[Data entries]
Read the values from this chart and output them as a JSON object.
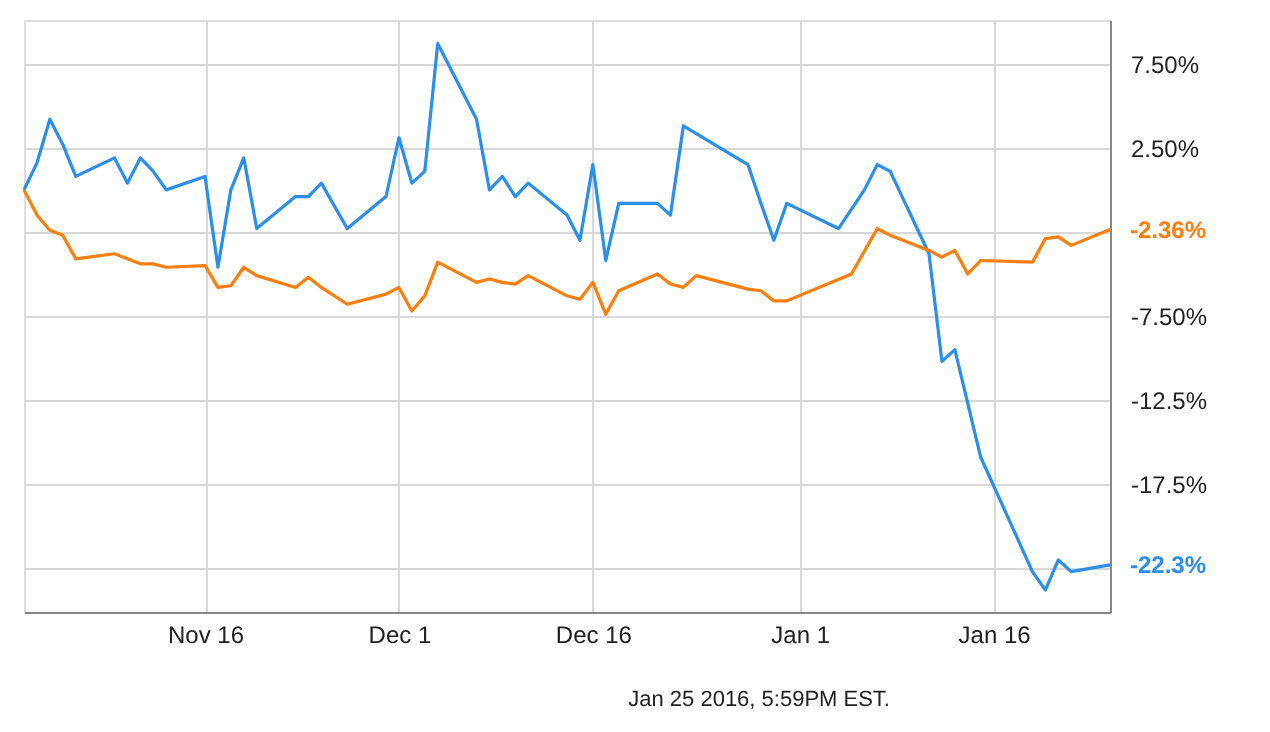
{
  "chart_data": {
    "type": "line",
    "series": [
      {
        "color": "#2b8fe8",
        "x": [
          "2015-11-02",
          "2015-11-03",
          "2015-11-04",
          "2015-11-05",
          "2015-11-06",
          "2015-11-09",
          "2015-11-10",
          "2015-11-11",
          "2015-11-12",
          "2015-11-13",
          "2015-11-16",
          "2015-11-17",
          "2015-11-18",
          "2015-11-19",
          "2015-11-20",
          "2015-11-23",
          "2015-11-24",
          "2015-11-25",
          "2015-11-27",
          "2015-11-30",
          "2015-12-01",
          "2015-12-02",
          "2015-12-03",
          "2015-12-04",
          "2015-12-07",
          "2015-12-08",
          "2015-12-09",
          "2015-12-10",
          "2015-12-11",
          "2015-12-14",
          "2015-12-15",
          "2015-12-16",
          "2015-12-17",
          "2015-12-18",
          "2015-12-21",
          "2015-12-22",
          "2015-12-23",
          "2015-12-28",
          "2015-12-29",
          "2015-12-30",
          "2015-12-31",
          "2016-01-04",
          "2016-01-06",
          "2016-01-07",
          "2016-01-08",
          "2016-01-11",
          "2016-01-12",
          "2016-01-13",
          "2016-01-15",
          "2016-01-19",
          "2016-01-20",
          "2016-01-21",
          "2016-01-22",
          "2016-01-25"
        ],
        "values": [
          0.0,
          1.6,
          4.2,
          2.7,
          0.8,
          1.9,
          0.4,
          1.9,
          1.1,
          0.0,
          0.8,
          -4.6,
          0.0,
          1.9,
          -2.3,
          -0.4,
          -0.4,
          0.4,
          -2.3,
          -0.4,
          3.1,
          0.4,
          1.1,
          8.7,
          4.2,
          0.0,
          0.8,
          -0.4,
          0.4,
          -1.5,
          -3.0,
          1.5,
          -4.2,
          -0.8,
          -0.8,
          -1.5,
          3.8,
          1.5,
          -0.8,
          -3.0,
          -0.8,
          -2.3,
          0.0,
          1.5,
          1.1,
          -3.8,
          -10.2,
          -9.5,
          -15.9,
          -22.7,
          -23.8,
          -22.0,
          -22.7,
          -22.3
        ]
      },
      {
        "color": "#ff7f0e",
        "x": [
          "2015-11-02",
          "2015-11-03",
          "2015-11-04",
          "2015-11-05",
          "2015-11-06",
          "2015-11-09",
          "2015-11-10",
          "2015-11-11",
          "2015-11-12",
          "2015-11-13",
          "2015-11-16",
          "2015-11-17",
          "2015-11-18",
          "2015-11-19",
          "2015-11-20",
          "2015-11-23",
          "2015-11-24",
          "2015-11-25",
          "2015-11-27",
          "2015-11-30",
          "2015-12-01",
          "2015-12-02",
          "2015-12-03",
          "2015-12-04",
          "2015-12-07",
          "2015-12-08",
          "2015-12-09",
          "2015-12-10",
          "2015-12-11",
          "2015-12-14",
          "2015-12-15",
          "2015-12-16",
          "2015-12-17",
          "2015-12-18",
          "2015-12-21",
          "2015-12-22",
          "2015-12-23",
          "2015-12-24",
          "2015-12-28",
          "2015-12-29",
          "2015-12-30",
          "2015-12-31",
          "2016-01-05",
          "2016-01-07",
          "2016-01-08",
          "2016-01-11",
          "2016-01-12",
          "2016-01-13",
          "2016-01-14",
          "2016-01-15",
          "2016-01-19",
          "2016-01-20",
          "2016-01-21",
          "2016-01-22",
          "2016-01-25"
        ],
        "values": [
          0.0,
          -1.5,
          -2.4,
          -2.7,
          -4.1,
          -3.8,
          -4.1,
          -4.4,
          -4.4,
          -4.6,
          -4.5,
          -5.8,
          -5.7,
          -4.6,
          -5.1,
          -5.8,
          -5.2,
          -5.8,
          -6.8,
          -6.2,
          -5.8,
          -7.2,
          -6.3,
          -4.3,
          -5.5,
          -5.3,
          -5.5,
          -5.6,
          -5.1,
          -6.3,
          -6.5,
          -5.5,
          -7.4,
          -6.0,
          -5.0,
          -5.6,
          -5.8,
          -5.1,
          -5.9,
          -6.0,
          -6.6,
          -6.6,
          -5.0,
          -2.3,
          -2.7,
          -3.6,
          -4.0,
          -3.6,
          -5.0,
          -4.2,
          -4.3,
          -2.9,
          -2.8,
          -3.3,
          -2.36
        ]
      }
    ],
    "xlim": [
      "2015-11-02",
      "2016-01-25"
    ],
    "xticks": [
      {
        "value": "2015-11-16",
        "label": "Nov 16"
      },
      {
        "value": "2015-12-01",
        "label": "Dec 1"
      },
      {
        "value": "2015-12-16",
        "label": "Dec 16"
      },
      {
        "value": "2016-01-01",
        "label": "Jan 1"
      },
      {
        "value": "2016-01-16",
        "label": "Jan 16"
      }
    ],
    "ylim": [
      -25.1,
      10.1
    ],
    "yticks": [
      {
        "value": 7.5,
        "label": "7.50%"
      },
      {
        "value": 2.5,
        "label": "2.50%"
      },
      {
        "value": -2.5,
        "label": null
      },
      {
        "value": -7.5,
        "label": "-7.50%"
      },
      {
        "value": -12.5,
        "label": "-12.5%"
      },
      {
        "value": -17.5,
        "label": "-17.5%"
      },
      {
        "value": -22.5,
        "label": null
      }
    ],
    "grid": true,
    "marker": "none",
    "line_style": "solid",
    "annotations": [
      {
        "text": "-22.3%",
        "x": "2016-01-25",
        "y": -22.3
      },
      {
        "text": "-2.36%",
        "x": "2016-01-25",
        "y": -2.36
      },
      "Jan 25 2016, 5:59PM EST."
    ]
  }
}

==

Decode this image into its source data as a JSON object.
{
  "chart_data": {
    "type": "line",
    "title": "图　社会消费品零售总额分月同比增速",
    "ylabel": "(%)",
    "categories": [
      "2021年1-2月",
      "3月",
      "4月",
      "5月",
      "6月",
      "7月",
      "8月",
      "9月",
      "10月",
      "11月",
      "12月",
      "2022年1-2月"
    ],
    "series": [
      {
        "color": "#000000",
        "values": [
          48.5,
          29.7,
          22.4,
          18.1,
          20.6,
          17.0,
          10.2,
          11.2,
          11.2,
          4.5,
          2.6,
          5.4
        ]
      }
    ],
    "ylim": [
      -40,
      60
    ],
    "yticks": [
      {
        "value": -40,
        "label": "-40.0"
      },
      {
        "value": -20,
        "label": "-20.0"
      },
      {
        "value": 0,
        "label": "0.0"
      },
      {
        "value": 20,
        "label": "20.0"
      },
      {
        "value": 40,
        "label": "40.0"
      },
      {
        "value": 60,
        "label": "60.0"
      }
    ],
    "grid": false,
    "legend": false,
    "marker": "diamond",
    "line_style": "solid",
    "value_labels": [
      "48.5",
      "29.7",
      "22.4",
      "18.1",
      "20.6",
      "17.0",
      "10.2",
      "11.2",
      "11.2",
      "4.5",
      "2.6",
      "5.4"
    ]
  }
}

---

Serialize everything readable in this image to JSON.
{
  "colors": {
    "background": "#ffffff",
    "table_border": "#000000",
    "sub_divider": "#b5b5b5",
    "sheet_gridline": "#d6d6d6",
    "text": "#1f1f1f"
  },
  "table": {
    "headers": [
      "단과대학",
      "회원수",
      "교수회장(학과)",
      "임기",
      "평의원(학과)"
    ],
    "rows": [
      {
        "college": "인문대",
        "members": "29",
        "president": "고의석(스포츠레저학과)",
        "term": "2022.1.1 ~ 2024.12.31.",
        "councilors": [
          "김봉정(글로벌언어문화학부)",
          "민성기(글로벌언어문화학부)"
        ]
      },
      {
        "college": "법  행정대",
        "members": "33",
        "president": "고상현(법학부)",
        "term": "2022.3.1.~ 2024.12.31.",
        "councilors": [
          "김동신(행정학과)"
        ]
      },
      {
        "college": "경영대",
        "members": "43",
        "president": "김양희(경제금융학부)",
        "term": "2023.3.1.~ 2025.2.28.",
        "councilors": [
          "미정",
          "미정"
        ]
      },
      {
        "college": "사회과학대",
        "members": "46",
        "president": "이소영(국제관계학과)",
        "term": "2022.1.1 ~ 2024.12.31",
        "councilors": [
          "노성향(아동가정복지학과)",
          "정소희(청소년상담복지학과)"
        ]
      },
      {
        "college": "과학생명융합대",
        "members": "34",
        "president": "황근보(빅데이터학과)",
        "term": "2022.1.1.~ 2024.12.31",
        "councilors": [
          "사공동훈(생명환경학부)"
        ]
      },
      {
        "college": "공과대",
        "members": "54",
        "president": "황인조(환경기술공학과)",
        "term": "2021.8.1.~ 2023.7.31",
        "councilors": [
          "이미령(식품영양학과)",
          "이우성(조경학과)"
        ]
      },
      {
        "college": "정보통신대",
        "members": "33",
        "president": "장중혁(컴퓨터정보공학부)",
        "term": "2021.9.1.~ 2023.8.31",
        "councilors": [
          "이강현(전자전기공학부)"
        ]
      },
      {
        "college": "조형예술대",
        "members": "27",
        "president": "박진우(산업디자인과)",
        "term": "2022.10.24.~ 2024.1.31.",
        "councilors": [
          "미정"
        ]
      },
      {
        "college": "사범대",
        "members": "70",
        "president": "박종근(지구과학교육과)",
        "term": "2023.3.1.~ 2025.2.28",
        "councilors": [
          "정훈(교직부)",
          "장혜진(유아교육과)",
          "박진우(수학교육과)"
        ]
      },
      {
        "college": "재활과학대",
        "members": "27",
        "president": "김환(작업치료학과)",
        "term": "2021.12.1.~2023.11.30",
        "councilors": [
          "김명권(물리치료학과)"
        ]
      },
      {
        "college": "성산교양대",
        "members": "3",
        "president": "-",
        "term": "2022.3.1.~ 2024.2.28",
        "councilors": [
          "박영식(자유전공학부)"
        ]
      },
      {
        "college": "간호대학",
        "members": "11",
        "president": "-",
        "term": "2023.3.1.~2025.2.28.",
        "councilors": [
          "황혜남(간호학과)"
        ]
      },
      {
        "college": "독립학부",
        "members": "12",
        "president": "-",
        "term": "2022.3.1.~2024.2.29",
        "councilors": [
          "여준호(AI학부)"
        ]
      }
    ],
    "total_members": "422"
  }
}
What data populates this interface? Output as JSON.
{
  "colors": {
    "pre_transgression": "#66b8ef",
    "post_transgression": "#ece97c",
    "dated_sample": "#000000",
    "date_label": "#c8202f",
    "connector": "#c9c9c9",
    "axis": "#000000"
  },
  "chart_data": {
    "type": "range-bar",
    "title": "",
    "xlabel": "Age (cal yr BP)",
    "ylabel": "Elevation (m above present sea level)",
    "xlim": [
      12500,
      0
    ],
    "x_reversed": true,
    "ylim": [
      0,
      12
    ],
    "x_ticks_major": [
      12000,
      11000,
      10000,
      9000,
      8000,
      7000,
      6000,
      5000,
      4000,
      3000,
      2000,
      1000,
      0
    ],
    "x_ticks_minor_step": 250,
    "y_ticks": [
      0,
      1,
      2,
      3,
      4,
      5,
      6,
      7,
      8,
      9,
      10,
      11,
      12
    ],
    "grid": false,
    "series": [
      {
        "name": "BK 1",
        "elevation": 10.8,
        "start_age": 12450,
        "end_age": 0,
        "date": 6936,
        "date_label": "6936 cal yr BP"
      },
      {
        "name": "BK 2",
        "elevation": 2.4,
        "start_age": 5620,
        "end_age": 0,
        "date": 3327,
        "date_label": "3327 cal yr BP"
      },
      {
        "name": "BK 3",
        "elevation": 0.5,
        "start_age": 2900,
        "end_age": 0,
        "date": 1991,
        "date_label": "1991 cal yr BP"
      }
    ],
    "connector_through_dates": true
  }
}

**Description of the task**
Using the listing above, list every line in which the string "JSON" occurs.

**Task solution**
Read the values from this chart and output them as a JSON object.
Decode this image into its source data as a JSON object.
Serialize everything readable in this image to JSON.
What data populates this interface? Output as JSON.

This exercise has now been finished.